■ **Reading passage**:
[start]

It’s 100% possible (which is the problem in a nutshell), but a job to prove in court. What’s certain is that come Monday (May 16th) the $7.60/lb price paid to the inshore fleet to start the 2022 snow crab season will drop by as much as $1.45/lb — either to $6.55/lb or $6.15/lb — and millions of dollars will have been lost to enterprise owners.

The 2022 snow crab quota for the province is set at 50,470 tonnes, a 32% increase over last year, although the quota off Labrador is down 28%. According to DFO's latest catch statistics, 42% of the quota has been landed.



Millions will be lost to the inshore fleet from the price drop — not because the crab wasn’t there to catch, or because the boats weren't able to catch their quotas, but because processors/buyers have them by the balls.


Inshore boats are told when to fish, and how much to bring in, and the FFAW's weak master collective agreement allows for it.


Not only that, but so much of the province's inshore fleet is kept on trip limits as snow crab from the Maritimes/Quebec boats — which Derek Butler says is deserving of a better price — is landed here for processing.

[end]

■ **Records for the task**:

[start]

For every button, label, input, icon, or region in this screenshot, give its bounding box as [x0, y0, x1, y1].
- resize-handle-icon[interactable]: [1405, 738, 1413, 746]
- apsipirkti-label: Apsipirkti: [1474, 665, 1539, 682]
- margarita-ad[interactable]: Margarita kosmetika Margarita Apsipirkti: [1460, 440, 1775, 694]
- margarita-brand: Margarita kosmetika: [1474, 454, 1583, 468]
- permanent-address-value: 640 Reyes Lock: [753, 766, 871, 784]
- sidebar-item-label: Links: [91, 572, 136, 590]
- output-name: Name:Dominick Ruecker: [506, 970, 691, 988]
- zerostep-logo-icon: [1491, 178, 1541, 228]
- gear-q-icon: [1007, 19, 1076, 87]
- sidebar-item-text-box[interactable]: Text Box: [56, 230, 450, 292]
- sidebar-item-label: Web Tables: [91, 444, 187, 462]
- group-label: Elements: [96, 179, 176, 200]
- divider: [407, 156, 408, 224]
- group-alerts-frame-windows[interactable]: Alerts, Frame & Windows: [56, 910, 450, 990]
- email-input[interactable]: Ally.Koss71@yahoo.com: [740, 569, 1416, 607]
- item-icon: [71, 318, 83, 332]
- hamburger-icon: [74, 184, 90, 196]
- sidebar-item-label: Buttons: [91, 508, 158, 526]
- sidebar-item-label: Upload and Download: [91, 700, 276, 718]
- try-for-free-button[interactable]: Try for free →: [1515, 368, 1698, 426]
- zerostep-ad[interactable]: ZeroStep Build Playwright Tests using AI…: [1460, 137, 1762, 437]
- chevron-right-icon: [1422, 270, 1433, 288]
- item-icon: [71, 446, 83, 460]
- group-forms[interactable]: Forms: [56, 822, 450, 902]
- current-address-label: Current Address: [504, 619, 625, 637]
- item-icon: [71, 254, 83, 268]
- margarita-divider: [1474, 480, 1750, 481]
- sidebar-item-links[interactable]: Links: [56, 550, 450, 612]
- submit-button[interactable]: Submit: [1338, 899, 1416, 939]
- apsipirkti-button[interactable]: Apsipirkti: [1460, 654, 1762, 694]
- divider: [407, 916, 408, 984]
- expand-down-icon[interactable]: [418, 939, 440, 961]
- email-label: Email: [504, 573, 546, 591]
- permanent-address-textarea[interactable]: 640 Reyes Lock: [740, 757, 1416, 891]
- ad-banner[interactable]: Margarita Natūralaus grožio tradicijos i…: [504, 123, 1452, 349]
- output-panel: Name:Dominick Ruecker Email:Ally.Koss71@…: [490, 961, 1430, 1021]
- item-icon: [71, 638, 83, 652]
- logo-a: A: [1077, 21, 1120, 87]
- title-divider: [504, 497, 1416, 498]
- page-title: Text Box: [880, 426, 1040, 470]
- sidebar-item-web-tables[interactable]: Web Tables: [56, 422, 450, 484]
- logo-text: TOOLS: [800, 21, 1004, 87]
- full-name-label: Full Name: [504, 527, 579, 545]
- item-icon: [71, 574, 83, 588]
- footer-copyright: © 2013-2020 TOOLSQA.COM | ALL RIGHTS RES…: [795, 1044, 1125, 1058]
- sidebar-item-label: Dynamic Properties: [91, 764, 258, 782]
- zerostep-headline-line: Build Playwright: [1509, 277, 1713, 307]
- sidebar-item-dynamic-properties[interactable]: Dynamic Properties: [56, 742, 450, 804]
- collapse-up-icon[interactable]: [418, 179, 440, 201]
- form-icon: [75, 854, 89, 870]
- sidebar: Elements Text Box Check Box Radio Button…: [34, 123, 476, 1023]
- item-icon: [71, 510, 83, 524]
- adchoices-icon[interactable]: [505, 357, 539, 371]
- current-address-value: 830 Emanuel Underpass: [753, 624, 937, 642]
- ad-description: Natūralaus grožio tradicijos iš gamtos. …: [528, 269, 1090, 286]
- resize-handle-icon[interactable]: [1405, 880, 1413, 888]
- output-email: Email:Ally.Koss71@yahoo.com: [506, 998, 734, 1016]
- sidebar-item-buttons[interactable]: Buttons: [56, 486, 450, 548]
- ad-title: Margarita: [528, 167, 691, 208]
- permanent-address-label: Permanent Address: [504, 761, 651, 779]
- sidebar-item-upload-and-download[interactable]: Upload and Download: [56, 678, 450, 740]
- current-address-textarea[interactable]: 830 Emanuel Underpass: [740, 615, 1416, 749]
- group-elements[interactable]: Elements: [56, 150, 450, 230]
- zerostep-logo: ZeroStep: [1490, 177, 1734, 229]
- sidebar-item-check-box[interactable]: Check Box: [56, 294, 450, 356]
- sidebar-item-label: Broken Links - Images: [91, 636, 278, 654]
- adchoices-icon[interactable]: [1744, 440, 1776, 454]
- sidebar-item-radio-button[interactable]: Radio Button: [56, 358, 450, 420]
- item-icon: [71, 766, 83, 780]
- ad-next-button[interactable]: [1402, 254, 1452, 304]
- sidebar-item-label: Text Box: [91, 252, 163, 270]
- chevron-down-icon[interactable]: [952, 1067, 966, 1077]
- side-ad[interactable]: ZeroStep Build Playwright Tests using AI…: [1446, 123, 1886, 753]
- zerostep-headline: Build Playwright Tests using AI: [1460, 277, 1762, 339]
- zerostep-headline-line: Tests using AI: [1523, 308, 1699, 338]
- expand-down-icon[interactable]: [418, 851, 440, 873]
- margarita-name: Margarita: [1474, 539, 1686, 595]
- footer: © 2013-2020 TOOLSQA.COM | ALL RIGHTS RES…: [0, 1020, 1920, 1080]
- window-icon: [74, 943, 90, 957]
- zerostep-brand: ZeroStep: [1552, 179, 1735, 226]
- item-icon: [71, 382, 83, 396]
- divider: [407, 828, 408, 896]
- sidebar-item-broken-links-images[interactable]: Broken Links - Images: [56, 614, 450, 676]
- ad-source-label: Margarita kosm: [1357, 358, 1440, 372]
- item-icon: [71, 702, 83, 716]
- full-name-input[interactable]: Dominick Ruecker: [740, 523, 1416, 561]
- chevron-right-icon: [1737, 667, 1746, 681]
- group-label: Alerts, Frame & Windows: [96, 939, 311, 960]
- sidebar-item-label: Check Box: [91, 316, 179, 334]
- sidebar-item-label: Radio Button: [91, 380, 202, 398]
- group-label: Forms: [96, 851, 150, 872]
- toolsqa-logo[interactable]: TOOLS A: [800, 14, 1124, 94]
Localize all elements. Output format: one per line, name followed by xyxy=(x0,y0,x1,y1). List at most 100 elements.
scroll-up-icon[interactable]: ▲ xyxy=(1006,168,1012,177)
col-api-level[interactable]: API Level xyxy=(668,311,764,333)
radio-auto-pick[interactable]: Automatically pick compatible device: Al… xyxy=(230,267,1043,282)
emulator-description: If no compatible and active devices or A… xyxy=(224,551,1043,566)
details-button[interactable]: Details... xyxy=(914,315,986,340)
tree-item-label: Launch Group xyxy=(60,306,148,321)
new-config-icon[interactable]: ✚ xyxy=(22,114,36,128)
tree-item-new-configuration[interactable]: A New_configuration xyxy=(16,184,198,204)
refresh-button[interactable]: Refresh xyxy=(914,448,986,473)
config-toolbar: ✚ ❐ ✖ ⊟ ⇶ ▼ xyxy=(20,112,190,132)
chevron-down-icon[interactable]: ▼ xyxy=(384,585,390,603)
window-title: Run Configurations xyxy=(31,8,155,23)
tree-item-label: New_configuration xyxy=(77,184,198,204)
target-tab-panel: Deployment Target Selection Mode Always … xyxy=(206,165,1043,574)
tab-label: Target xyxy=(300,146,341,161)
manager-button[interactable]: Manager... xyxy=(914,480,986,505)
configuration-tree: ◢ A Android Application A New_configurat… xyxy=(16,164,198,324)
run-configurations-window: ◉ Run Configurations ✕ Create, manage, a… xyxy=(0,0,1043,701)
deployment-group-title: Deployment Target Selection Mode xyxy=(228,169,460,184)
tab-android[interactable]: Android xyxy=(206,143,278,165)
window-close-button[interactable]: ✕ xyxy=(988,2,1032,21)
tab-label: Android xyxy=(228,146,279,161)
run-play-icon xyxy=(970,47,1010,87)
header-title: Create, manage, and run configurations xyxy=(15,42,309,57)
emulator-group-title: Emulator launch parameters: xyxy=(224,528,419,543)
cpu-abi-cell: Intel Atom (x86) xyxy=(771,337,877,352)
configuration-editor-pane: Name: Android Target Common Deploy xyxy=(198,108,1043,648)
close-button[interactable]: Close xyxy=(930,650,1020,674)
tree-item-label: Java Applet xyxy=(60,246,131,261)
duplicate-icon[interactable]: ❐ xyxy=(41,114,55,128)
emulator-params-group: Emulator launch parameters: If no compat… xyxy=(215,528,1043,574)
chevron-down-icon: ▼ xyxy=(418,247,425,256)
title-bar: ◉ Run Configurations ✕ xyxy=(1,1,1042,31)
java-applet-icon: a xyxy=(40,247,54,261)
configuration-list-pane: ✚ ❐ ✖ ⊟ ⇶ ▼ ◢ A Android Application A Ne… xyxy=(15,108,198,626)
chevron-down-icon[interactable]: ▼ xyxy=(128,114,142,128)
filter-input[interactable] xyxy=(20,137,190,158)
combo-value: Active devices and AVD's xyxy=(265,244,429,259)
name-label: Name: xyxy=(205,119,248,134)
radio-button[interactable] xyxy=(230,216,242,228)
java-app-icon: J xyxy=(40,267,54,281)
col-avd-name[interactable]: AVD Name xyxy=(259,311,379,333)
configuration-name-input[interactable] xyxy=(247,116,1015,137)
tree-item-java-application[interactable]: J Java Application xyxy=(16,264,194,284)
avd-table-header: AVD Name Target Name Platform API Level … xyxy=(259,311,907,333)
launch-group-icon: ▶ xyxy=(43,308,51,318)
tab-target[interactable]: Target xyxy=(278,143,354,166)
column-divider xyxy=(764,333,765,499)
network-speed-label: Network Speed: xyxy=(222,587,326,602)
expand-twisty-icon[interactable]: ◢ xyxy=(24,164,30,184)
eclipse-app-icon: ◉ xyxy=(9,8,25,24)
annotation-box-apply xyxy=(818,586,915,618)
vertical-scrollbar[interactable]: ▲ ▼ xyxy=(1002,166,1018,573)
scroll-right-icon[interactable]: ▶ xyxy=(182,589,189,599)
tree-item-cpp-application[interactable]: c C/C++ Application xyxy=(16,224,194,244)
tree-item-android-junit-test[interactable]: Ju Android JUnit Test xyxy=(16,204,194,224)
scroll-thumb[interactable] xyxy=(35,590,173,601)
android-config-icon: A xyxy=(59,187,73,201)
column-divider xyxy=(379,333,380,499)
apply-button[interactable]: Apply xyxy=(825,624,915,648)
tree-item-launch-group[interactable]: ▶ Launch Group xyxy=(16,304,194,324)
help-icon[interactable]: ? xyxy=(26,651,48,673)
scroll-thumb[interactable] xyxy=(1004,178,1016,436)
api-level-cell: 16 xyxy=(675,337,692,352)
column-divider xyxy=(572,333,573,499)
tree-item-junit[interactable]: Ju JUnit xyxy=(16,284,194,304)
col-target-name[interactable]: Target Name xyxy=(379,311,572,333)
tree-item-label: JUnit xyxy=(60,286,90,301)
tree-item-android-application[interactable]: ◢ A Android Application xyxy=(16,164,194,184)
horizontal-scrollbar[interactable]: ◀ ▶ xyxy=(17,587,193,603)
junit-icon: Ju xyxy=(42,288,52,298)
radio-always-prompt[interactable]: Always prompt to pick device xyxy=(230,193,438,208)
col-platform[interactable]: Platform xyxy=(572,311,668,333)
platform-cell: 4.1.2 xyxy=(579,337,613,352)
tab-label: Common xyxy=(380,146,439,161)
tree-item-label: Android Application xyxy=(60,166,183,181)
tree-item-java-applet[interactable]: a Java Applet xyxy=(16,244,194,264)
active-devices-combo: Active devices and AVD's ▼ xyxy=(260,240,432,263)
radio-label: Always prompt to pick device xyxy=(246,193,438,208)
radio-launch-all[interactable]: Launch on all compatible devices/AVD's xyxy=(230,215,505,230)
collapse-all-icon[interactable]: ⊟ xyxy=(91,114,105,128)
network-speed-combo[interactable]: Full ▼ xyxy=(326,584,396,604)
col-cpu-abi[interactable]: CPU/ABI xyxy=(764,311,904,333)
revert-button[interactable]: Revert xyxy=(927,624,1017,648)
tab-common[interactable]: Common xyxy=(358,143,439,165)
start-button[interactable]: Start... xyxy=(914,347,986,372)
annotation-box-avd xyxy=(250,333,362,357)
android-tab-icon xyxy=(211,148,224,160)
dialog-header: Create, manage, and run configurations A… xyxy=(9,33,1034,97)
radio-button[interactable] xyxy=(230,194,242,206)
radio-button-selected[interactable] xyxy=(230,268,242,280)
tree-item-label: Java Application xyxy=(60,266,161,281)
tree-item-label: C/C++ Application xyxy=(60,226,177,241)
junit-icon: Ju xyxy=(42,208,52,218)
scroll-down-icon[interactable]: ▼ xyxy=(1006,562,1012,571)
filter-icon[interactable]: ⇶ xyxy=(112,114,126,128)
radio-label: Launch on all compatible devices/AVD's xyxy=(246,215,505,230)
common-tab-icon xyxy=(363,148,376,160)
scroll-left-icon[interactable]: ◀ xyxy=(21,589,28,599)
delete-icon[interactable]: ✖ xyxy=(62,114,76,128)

[end]

■ **Instructions**:
1. Can you swap "Reyes Lock" for "Reyes Lane" in the records, giving again the part that opens at their start and closes with the line containing "- sidebar-item-label: Links: [91, 572, 136, 590]", with everything else unchanged?
2. Could you proceed with the snow crab pricing piece, picking up after its last sentence?

■ **Task-by-task outputs**:
1.
For every button, label, input, icon, or region in this screenshot, give its bounding box as [x0, y0, x1, y1].
- resize-handle-icon[interactable]: [1405, 738, 1413, 746]
- apsipirkti-label: Apsipirkti: [1474, 665, 1539, 682]
- margarita-ad[interactable]: Margarita kosmetika Margarita Apsipirkti: [1460, 440, 1775, 694]
- margarita-brand: Margarita kosmetika: [1474, 454, 1583, 468]
- permanent-address-value: 640 Reyes Lane: [753, 766, 871, 784]
- sidebar-item-label: Links: [91, 572, 136, 590]

2.
That backups our own inshore fleet even further. Trip limits/scheduling also mean more trips to sea for inshore boats in weather that's worsening due to climate change, and increasing fishing costs as the price of diesel/all other expenses has skyrocketed.


The Quebec fishing boat Marc-Olivier grounded off Port aux Basques May 7th after reportedly landing snow crab caught in the Gulf of St. Lawrence for processing at Newfoundland and Labrador plants.



There's been word for weeks that the snow crab price may not hold up, and the price has dropped in international markets, particularly the United States, as a result of the impact of rising inflation on the purchasing power of consumers.


Trip limits and fishing schedules aren't the only ways processors/buyers are suspected of manipulating the system.


ASP BEAT THE FFAW WITH EARLE MCCURDY

The Association of Seafood Producers (ASP) and Derek Butler cleaned the FFAW's clock on price negotiations, using Earle McCurdy's appointment to the province's fish price-setting panel against the union.


Had the panel held the March 25th hearing as scheduled to decide the initial 2022 snow crab price — and not been delayed a week to deal with the ASP's challenge of McCurdy's appointment to the panel, which the FFAW described as "deliberate manipulation" of the process — the crab price likely would have been set $9.05/lb to start the season.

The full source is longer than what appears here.